[EXERCISE OBJECTIVE]
Repeat each line of the material exactly.
----------------
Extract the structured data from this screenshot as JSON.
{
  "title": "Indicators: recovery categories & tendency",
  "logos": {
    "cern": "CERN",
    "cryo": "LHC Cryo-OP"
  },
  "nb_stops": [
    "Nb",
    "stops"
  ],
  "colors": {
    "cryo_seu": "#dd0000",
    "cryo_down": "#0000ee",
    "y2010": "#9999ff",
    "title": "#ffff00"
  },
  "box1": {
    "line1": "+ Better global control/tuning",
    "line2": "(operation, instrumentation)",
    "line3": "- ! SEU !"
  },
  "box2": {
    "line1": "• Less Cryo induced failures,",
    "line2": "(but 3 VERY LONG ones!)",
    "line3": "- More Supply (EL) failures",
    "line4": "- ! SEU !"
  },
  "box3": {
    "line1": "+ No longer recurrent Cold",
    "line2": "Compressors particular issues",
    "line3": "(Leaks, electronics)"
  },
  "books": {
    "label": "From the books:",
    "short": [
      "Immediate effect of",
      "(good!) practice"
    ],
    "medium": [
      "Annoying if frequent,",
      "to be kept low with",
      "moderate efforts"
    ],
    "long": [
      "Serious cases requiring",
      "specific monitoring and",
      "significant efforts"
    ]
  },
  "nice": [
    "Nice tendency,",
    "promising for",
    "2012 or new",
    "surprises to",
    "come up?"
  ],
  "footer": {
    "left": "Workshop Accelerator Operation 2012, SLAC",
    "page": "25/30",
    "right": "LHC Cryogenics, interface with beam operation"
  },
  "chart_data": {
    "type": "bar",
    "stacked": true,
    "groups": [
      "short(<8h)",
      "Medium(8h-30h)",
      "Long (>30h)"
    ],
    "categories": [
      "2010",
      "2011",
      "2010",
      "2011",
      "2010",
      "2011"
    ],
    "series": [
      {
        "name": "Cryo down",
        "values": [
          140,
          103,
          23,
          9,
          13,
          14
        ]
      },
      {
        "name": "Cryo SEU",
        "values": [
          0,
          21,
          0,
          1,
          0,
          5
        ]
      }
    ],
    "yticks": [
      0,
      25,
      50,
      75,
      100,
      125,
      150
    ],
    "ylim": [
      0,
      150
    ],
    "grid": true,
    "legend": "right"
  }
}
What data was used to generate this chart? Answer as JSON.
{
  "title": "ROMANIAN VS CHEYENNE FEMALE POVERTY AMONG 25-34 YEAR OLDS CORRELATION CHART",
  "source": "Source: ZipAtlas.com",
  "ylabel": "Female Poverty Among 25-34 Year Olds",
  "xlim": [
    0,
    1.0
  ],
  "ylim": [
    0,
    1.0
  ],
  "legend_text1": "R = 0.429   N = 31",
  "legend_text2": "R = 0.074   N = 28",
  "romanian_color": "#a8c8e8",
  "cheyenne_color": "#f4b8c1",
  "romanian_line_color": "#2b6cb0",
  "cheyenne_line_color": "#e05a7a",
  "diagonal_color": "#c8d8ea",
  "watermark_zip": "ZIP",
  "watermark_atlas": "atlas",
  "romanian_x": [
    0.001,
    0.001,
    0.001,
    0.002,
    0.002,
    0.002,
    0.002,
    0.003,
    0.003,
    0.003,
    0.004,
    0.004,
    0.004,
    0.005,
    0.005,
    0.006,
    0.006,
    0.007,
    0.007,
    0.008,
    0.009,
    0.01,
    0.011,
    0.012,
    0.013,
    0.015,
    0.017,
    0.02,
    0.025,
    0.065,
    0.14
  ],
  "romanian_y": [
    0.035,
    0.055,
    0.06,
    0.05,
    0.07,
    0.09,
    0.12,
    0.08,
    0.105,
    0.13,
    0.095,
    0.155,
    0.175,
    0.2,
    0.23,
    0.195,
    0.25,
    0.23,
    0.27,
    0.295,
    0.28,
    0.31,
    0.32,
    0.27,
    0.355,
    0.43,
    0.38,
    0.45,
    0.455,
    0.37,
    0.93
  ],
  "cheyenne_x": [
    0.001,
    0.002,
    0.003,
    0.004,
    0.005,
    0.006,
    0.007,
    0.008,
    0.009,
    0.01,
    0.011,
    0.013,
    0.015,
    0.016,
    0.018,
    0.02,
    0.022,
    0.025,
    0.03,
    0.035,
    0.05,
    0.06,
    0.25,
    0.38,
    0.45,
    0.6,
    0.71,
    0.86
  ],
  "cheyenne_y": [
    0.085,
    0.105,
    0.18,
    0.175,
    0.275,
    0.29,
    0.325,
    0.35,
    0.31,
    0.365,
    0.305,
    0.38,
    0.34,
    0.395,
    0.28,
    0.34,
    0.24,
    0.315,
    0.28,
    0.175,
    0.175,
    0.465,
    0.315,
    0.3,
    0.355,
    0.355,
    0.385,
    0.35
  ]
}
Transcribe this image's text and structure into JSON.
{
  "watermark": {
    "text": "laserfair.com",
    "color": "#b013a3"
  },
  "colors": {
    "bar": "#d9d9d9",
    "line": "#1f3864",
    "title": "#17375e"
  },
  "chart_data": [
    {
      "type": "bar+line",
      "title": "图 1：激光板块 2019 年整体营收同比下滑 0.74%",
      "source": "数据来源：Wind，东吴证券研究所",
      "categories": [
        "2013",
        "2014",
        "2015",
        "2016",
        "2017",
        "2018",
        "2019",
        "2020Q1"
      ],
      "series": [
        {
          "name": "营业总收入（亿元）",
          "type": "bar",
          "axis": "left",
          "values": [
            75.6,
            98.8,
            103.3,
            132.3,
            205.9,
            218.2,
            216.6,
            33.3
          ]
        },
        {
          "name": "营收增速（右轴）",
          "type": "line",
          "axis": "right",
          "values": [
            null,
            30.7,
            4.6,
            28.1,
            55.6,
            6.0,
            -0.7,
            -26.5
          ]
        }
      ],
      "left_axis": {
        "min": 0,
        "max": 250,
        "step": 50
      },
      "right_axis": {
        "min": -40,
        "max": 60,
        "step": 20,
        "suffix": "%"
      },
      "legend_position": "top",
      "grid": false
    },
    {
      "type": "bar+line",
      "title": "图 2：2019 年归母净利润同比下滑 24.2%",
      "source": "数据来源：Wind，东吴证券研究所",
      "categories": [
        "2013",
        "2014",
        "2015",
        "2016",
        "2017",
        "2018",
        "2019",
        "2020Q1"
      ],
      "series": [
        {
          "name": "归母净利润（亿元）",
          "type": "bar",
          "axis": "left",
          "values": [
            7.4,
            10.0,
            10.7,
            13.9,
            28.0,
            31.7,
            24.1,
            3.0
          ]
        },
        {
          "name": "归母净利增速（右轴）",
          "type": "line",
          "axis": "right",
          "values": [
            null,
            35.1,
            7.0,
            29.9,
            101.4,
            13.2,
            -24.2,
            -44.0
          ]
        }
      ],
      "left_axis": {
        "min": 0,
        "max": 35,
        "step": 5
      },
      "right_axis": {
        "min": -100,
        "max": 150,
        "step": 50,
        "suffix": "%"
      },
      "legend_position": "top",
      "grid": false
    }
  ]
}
----------------
[EXERCISE RESPONSE]
Extract the structured data from this screenshot as JSON.
{
  "title": "Indicators: recovery categories & tendency",
  "logos": {
    "cern": "CERN",
    "cryo": "LHC Cryo-OP"
  },
  "nb_stops": [
    "Nb",
    "stops"
  ],
  "colors": {
    "cryo_seu": "#dd0000",
    "cryo_down": "#0000ee",
    "y2010": "#9999ff",
    "title": "#ffff00"
  },
  "box1": {
    "line1": "+ Better global control/tuning",
    "line2": "(operation, instrumentation)",
    "line3": "- ! SEU !"
  },
  "box2": {
    "line1": "• Less Cryo induced failures,",
    "line2": "(but 3 VERY LONG ones!)",
    "line3": "- More Supply (EL) failures",
    "line4": "- ! SEU !"
  },
  "box3": {
    "line1": "+ No longer recurrent Cold",
    "line2": "Compressors particular issues",
    "line3": "(Leaks, electronics)"
  },
  "books": {
    "label": "From the books:",
    "short": [
      "Immediate effect of",
      "(good!) practice"
    ],
    "medium": [
      "Annoying if frequent,",
      "to be kept low with",
      "moderate efforts"
    ],
    "long": [
      "Serious cases requiring",
      "specific monitoring and",
      "significant efforts"
    ]
  },
  "nice": [
    "Nice tendency,",
    "promising for",
    "2012 or new",
    "surprises to",
    "come up?"
  ],
  "footer": {
    "left": "Workshop Accelerator Operation 2012, SLAC",
    "page": "25/30",
    "right": "LHC Cryogenics, interface with beam operation"
  },
  "chart_data": {
    "type": "bar",
    "stacked": true,
    "groups": [
      "short(<8h)",
      "Medium(8h-30h)",
      "Long (>30h)"
    ],
    "categories": [
      "2010",
      "2011",
      "2010",
      "2011",
      "2010",
      "2011"
    ],
    "series": [
      {
        "name": "Cryo down",
        "values": [
          140,
          103,
          23,
          9,
          13,
          14
        ]
      },
      {
        "name": "Cryo SEU",
        "values": [
          0,
          21,
          0,
          1,
          0,
          5
        ]
      }
    ],
    "yticks": [
      0,
      25,
      50,
      75,
      100,
      125,
      150
    ],
    "ylim": [
      0,
      150
    ],
    "grid": true,
    "legend": "right"
  }
}
What data was used to generate this chart? Answer as JSON.
{
  "title": "ROMANIAN VS CHEYENNE FEMALE POVERTY AMONG 25-34 YEAR OLDS CORRELATION CHART",
  "source": "Source: ZipAtlas.com",
  "ylabel": "Female Poverty Among 25-34 Year Olds",
  "xlim": [
    0,
    1.0
  ],
  "ylim": [
    0,
    1.0
  ],
  "legend_text1": "R = 0.429   N = 31",
  "legend_text2": "R = 0.074   N = 28",
  "romanian_color": "#a8c8e8",
  "cheyenne_color": "#f4b8c1",
  "romanian_line_color": "#2b6cb0",
  "cheyenne_line_color": "#e05a7a",
  "diagonal_color": "#c8d8ea",
  "watermark_zip": "ZIP",
  "watermark_atlas": "atlas",
  "romanian_x": [
    0.001,
    0.001,
    0.001,
    0.002,
    0.002,
    0.002,
    0.002,
    0.003,
    0.003,
    0.003,
    0.004,
    0.004,
    0.004,
    0.005,
    0.005,
    0.006,
    0.006,
    0.007,
    0.007,
    0.008,
    0.009,
    0.01,
    0.011,
    0.012,
    0.013,
    0.015,
    0.017,
    0.02,
    0.025,
    0.065,
    0.14
  ],
  "romanian_y": [
    0.035,
    0.055,
    0.06,
    0.05,
    0.07,
    0.09,
    0.12,
    0.08,
    0.105,
    0.13,
    0.095,
    0.155,
    0.175,
    0.2,
    0.23,
    0.195,
    0.25,
    0.23,
    0.27,
    0.295,
    0.28,
    0.31,
    0.32,
    0.27,
    0.355,
    0.43,
    0.38,
    0.45,
    0.455,
    0.37,
    0.93
  ],
  "cheyenne_x": [
    0.001,
    0.002,
    0.003,
    0.004,
    0.005,
    0.006,
    0.007,
    0.008,
    0.009,
    0.01,
    0.011,
    0.013,
    0.015,
    0.016,
    0.018,
    0.02,
    0.022,
    0.025,
    0.03,
    0.035,
    0.05,
    0.06,
    0.25,
    0.38,
    0.45,
    0.6,
    0.71,
    0.86
  ],
  "cheyenne_y": [
    0.085,
    0.105,
    0.18,
    0.175,
    0.275,
    0.29,
    0.325,
    0.35,
    0.31,
    0.365,
    0.305,
    0.38,
    0.34,
    0.395,
    0.28,
    0.34,
    0.24,
    0.315,
    0.28,
    0.175,
    0.175,
    0.465,
    0.315,
    0.3,
    0.355,
    0.355,
    0.385,
    0.35
  ]
}
Transcribe this image's text and structure into JSON.
{
  "watermark": {
    "text": "laserfair.com",
    "color": "#b013a3"
  },
  "colors": {
    "bar": "#d9d9d9",
    "line": "#1f3864",
    "title": "#17375e"
  },
  "chart_data": [
    {
      "type": "bar+line",
      "title": "图 1：激光板块 2019 年整体营收同比下滑 0.74%",
      "source": "数据来源：Wind，东吴证券研究所",
      "categories": [
        "2013",
        "2014",
        "2015",
        "2016",
        "2017",
        "2018",
        "2019",
        "2020Q1"
      ],
      "series": [
        {
          "name": "营业总收入（亿元）",
          "type": "bar",
          "axis": "left",
          "values": [
            75.6,
            98.8,
            103.3,
            132.3,
            205.9,
            218.2,
            216.6,
            33.3
          ]
        },
        {
          "name": "营收增速（右轴）",
          "type": "line",
          "axis": "right",
          "values": [
            null,
            30.7,
            4.6,
            28.1,
            55.6,
            6.0,
            -0.7,
            -26.5
          ]
        }
      ],
      "left_axis": {
        "min": 0,
        "max": 250,
        "step": 50
      },
      "right_axis": {
        "min": -40,
        "max": 60,
        "step": 20,
        "suffix": "%"
      },
      "legend_position": "top",
      "grid": false
    },
    {
      "type": "bar+line",
      "title": "图 2：2019 年归母净利润同比下滑 24.2%",
      "source": "数据来源：Wind，东吴证券研究所",
      "categories": [
        "2013",
        "2014",
        "2015",
        "2016",
        "2017",
        "2018",
        "2019",
        "2020Q1"
      ],
      "series": [
        {
          "name": "归母净利润（亿元）",
          "type": "bar",
          "axis": "left",
          "values": [
            7.4,
            10.0,
            10.7,
            13.9,
            28.0,
            31.7,
            24.1,
            3.0
          ]
        },
        {
          "name": "归母净利增速（右轴）",
          "type": "line",
          "axis": "right",
          "values": [
            null,
            35.1,
            7.0,
            29.9,
            101.4,
            13.2,
            -24.2,
            -44.0
          ]
        }
      ],
      "left_axis": {
        "min": 0,
        "max": 35,
        "step": 5
      },
      "right_axis": {
        "min": -100,
        "max": 150,
        "step": 50,
        "suffix": "%"
      },
      "legend_position": "top",
      "grid": false
    }
  ]
}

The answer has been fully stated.